### Supplied information
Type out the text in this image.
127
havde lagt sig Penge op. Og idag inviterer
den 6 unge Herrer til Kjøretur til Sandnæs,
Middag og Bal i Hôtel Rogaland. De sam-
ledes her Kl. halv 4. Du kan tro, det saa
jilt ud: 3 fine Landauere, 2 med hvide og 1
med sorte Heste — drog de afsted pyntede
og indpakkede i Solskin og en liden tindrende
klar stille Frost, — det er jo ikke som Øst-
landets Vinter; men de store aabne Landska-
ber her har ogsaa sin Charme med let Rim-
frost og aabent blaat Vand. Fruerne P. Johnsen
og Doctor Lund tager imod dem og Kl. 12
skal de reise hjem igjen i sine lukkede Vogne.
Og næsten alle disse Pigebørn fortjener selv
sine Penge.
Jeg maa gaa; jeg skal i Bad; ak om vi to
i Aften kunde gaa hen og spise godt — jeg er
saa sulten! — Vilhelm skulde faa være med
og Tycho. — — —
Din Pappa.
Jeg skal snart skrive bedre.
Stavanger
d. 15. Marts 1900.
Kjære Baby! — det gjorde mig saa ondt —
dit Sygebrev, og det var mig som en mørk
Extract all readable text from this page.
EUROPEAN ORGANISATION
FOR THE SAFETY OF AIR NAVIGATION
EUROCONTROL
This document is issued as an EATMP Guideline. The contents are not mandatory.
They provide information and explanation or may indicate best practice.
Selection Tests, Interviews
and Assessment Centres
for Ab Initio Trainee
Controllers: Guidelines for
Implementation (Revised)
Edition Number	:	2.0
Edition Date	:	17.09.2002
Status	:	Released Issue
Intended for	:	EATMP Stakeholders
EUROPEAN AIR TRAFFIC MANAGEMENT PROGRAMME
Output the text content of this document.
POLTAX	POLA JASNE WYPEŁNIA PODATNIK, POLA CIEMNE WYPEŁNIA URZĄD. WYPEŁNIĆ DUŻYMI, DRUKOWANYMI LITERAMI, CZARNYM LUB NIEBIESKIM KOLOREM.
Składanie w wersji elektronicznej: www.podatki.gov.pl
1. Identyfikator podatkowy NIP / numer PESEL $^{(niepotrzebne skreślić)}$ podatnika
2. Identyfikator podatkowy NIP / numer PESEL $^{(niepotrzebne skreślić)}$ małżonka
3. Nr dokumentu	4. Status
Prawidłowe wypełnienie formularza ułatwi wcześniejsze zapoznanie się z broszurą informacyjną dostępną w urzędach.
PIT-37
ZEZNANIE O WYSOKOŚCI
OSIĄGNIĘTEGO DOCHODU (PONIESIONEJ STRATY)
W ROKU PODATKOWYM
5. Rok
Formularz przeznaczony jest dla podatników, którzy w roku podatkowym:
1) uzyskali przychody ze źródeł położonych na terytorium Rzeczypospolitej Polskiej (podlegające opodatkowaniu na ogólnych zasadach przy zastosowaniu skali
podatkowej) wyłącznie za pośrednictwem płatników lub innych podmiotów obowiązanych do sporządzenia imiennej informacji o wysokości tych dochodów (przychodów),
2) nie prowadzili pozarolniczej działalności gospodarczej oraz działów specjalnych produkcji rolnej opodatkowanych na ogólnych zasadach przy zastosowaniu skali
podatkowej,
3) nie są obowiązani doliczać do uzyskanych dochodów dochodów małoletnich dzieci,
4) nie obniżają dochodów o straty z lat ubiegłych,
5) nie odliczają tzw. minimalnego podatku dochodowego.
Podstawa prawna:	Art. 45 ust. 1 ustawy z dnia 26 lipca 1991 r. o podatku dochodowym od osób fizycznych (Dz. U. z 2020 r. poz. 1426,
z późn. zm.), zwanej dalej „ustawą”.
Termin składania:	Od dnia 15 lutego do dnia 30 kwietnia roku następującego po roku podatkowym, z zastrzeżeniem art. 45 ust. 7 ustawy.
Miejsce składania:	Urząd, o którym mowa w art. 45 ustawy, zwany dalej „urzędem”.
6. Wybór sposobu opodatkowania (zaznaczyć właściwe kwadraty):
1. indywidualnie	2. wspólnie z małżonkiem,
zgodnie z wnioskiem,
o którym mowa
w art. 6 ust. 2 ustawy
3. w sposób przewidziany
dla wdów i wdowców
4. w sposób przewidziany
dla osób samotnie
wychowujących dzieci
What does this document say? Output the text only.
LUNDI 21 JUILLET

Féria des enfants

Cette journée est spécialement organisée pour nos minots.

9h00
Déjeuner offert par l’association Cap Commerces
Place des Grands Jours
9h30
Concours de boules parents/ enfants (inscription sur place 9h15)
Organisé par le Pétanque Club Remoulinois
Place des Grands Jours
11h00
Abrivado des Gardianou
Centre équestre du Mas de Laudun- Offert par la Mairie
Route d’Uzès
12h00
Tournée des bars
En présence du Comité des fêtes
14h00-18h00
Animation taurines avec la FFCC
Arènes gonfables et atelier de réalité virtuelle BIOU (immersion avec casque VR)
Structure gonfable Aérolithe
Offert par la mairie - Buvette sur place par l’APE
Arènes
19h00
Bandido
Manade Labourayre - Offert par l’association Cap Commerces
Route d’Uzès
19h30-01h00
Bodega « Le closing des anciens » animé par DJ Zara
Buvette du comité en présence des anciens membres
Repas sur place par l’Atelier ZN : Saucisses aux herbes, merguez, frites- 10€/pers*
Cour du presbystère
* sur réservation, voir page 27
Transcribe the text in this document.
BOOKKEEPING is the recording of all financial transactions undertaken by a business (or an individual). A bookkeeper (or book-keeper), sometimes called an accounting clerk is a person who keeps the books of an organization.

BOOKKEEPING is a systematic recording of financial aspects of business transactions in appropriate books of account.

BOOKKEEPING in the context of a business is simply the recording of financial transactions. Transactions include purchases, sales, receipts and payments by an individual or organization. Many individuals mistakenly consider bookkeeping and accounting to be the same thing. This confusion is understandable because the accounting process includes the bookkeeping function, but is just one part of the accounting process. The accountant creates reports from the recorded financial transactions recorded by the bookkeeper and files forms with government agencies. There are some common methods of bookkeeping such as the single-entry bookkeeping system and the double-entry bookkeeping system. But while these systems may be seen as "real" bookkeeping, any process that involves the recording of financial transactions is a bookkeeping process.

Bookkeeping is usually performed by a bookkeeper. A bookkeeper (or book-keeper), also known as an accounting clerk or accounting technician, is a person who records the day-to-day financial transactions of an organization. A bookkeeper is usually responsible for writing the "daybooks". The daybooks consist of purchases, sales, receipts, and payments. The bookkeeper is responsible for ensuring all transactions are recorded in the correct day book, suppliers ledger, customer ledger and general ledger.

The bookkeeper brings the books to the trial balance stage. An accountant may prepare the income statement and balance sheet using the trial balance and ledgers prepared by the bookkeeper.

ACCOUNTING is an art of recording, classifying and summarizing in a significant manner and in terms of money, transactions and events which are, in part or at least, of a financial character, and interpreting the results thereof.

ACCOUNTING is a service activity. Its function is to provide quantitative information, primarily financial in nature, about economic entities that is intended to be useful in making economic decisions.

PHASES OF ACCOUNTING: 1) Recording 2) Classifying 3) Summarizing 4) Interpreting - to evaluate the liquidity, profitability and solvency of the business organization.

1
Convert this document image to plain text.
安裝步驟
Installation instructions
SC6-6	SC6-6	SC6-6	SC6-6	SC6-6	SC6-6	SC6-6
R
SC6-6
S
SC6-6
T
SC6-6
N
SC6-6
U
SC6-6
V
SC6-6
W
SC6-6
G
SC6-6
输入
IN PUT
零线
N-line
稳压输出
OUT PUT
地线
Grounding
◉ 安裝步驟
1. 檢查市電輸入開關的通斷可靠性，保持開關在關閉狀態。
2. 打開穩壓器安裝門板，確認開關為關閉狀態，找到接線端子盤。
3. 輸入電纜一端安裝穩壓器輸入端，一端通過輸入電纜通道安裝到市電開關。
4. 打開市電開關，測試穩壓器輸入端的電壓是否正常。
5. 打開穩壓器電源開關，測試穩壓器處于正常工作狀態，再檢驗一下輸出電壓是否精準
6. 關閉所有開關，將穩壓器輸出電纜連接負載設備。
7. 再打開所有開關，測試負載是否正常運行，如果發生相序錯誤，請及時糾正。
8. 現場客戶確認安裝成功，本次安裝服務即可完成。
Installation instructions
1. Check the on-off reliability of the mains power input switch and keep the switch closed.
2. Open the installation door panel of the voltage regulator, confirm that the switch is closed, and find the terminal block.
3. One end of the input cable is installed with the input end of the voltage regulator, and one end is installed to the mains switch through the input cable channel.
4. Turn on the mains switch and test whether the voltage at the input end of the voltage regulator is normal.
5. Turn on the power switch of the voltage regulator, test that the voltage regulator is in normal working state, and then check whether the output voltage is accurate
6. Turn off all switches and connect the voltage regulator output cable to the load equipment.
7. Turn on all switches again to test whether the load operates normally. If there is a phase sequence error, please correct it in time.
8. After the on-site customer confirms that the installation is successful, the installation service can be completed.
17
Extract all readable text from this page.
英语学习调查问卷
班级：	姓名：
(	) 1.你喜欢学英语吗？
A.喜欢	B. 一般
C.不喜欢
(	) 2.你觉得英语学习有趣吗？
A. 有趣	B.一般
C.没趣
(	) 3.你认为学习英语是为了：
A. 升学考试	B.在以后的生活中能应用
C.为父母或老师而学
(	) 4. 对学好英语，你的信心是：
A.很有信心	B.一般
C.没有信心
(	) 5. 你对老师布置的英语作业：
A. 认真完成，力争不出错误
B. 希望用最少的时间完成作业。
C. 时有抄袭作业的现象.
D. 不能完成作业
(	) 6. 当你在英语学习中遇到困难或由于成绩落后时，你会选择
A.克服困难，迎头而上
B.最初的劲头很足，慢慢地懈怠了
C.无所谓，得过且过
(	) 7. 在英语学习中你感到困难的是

### Goal
Choose all lines containing the string "provide" and copy them out.

### Task response
They provide information and explanation or may indicate best practice.
ACCOUNTING is a service activity. Its function is to provide quantitative information, primarily financial in nature, about economic entities that is intended to be useful in making economic decisions.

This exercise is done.